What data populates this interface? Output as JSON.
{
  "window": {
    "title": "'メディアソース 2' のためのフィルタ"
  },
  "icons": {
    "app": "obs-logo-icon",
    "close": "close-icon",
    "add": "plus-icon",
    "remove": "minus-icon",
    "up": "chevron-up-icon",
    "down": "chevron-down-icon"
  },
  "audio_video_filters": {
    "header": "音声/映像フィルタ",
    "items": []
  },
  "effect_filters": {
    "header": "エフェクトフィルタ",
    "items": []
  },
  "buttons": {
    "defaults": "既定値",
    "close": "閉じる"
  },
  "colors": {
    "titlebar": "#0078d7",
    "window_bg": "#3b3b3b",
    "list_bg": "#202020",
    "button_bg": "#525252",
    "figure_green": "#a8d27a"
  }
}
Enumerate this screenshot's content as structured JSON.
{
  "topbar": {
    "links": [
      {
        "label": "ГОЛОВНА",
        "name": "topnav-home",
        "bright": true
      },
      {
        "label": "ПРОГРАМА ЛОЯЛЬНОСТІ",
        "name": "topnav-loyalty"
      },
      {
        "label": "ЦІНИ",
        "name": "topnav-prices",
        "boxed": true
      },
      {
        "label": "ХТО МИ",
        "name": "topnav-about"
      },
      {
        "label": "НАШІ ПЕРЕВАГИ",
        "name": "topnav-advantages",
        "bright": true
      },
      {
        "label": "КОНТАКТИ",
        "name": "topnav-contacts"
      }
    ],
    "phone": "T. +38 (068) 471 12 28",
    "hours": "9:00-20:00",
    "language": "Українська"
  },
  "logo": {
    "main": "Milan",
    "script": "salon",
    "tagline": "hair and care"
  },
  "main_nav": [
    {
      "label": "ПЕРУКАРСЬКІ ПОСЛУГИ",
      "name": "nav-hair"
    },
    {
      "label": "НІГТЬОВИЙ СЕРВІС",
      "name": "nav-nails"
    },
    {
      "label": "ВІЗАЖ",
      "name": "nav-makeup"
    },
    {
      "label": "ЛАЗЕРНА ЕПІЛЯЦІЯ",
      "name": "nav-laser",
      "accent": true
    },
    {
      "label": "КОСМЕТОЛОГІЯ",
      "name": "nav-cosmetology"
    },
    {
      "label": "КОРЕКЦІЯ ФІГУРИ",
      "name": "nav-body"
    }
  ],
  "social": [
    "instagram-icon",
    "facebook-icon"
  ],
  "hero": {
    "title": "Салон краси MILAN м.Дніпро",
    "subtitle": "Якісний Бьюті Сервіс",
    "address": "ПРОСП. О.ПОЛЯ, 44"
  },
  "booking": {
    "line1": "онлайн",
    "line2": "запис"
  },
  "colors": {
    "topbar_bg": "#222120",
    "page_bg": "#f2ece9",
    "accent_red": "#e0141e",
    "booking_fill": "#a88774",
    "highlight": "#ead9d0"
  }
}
......
## Instructions for the task
Please repeat the listing above in full and exactly.

## The response
What data populates this interface? Output as JSON.
{
  "window": {
    "title": "'メディアソース 2' のためのフィルタ"
  },
  "icons": {
    "app": "obs-logo-icon",
    "close": "close-icon",
    "add": "plus-icon",
    "remove": "minus-icon",
    "up": "chevron-up-icon",
    "down": "chevron-down-icon"
  },
  "audio_video_filters": {
    "header": "音声/映像フィルタ",
    "items": []
  },
  "effect_filters": {
    "header": "エフェクトフィルタ",
    "items": []
  },
  "buttons": {
    "defaults": "既定値",
    "close": "閉じる"
  },
  "colors": {
    "titlebar": "#0078d7",
    "window_bg": "#3b3b3b",
    "list_bg": "#202020",
    "button_bg": "#525252",
    "figure_green": "#a8d27a"
  }
}
Enumerate this screenshot's content as structured JSON.
{
  "topbar": {
    "links": [
      {
        "label": "ГОЛОВНА",
        "name": "topnav-home",
        "bright": true
      },
      {
        "label": "ПРОГРАМА ЛОЯЛЬНОСТІ",
        "name": "topnav-loyalty"
      },
      {
        "label": "ЦІНИ",
        "name": "topnav-prices",
        "boxed": true
      },
      {
        "label": "ХТО МИ",
        "name": "topnav-about"
      },
      {
        "label": "НАШІ ПЕРЕВАГИ",
        "name": "topnav-advantages",
        "bright": true
      },
      {
        "label": "КОНТАКТИ",
        "name": "topnav-contacts"
      }
    ],
    "phone": "T. +38 (068) 471 12 28",
    "hours": "9:00-20:00",
    "language": "Українська"
  },
  "logo": {
    "main": "Milan",
    "script": "salon",
    "tagline": "hair and care"
  },
  "main_nav": [
    {
      "label": "ПЕРУКАРСЬКІ ПОСЛУГИ",
      "name": "nav-hair"
    },
    {
      "label": "НІГТЬОВИЙ СЕРВІС",
      "name": "nav-nails"
    },
    {
      "label": "ВІЗАЖ",
      "name": "nav-makeup"
    },
    {
      "label": "ЛАЗЕРНА ЕПІЛЯЦІЯ",
      "name": "nav-laser",
      "accent": true
    },
    {
      "label": "КОСМЕТОЛОГІЯ",
      "name": "nav-cosmetology"
    },
    {
      "label": "КОРЕКЦІЯ ФІГУРИ",
      "name": "nav-body"
    }
  ],
  "social": [
    "instagram-icon",
    "facebook-icon"
  ],
  "hero": {
    "title": "Салон краси MILAN м.Дніпро",
    "subtitle": "Якісний Бьюті Сервіс",
    "address": "ПРОСП. О.ПОЛЯ, 44"
  },
  "booking": {
    "line1": "онлайн",
    "line2": "запис"
  },
  "colors": {
    "topbar_bg": "#222120",
    "page_bg": "#f2ece9",
    "accent_red": "#e0141e",
    "booking_fill": "#a88774",
    "highlight": "#ead9d0"
  }
}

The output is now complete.